Each entry below is to be duplicated verbatim.
** Begin **
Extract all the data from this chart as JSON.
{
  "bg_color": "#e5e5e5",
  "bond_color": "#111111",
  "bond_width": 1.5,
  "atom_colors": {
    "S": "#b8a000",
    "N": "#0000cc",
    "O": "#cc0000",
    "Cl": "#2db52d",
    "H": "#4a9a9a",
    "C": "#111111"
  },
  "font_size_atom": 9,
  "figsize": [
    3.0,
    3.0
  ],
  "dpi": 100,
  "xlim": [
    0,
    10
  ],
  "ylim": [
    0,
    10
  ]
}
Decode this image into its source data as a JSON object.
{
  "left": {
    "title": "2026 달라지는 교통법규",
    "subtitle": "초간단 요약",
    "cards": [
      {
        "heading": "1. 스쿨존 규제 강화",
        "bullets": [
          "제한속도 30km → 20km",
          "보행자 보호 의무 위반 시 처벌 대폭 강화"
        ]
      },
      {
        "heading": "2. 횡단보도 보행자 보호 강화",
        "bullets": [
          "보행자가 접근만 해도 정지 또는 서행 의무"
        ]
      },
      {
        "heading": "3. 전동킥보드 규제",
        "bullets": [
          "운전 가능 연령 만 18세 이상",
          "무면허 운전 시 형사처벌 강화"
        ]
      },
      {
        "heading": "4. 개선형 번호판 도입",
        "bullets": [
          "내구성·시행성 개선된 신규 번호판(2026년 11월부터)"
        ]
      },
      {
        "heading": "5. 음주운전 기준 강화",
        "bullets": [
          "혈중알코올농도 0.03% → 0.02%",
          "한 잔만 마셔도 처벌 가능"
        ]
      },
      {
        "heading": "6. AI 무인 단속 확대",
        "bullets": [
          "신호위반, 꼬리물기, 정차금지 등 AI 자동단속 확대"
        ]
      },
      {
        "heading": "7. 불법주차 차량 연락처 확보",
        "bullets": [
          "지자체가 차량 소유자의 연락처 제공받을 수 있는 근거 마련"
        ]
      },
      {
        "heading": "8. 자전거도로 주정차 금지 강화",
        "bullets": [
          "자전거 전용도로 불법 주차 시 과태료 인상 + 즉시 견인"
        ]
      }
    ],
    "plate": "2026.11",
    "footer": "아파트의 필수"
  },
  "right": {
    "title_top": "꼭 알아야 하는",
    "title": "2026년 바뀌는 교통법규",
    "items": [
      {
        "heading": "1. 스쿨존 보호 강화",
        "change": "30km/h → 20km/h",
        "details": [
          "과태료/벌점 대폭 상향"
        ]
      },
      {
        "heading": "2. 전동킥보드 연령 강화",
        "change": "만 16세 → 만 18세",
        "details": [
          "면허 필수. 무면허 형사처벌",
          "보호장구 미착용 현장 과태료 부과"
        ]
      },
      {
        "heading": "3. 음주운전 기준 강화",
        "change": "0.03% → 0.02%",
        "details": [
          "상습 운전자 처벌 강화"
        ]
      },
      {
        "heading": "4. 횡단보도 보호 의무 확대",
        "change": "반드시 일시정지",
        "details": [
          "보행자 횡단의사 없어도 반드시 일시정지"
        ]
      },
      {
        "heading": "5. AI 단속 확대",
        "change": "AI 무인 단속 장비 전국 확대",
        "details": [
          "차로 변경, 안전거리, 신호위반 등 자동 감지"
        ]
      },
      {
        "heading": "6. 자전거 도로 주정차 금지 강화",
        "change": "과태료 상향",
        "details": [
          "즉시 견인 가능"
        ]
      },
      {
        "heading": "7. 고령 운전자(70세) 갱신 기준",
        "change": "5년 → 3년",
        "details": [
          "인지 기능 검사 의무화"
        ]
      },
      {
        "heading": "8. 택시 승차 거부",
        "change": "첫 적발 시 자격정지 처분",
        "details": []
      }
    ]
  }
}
** End **
Solution to this task
Extract all the data from this chart as JSON.
{
  "bg_color": "#e5e5e5",
  "bond_color": "#111111",
  "bond_width": 1.5,
  "atom_colors": {
    "S": "#b8a000",
    "N": "#0000cc",
    "O": "#cc0000",
    "Cl": "#2db52d",
    "H": "#4a9a9a",
    "C": "#111111"
  },
  "font_size_atom": 9,
  "figsize": [
    3.0,
    3.0
  ],
  "dpi": 100,
  "xlim": [
    0,
    10
  ],
  "ylim": [
    0,
    10
  ]
}
Decode this image into its source data as a JSON object.
{
  "left": {
    "title": "2026 달라지는 교통법규",
    "subtitle": "초간단 요약",
    "cards": [
      {
        "heading": "1. 스쿨존 규제 강화",
        "bullets": [
          "제한속도 30km → 20km",
          "보행자 보호 의무 위반 시 처벌 대폭 강화"
        ]
      },
      {
        "heading": "2. 횡단보도 보행자 보호 강화",
        "bullets": [
          "보행자가 접근만 해도 정지 또는 서행 의무"
        ]
      },
      {
        "heading": "3. 전동킥보드 규제",
        "bullets": [
          "운전 가능 연령 만 18세 이상",
          "무면허 운전 시 형사처벌 강화"
        ]
      },
      {
        "heading": "4. 개선형 번호판 도입",
        "bullets": [
          "내구성·시행성 개선된 신규 번호판(2026년 11월부터)"
        ]
      },
      {
        "heading": "5. 음주운전 기준 강화",
        "bullets": [
          "혈중알코올농도 0.03% → 0.02%",
          "한 잔만 마셔도 처벌 가능"
        ]
      },
      {
        "heading": "6. AI 무인 단속 확대",
        "bullets": [
          "신호위반, 꼬리물기, 정차금지 등 AI 자동단속 확대"
        ]
      },
      {
        "heading": "7. 불법주차 차량 연락처 확보",
        "bullets": [
          "지자체가 차량 소유자의 연락처 제공받을 수 있는 근거 마련"
        ]
      },
      {
        "heading": "8. 자전거도로 주정차 금지 강화",
        "bullets": [
          "자전거 전용도로 불법 주차 시 과태료 인상 + 즉시 견인"
        ]
      }
    ],
    "plate": "2026.11",
    "footer": "아파트의 필수"
  },
  "right": {
    "title_top": "꼭 알아야 하는",
    "title": "2026년 바뀌는 교통법규",
    "items": [
      {
        "heading": "1. 스쿨존 보호 강화",
        "change": "30km/h → 20km/h",
        "details": [
          "과태료/벌점 대폭 상향"
        ]
      },
      {
        "heading": "2. 전동킥보드 연령 강화",
        "change": "만 16세 → 만 18세",
        "details": [
          "면허 필수. 무면허 형사처벌",
          "보호장구 미착용 현장 과태료 부과"
        ]
      },
      {
        "heading": "3. 음주운전 기준 강화",
        "change": "0.03% → 0.02%",
        "details": [
          "상습 운전자 처벌 강화"
        ]
      },
      {
        "heading": "4. 횡단보도 보호 의무 확대",
        "change": "반드시 일시정지",
        "details": [
          "보행자 횡단의사 없어도 반드시 일시정지"
        ]
      },
      {
        "heading": "5. AI 단속 확대",
        "change": "AI 무인 단속 장비 전국 확대",
        "details": [
          "차로 변경, 안전거리, 신호위반 등 자동 감지"
        ]
      },
      {
        "heading": "6. 자전거 도로 주정차 금지 강화",
        "change": "과태료 상향",
        "details": [
          "즉시 견인 가능"
        ]
      },
      {
        "heading": "7. 고령 운전자(70세) 갱신 기준",
        "change": "5년 → 3년",
        "details": [
          "인지 기능 검사 의무화"
        ]
      },
      {
        "heading": "8. 택시 승차 거부",
        "change": "첫 적발 시 자격정지 처분",
        "details": []
      }
    ]
  }
}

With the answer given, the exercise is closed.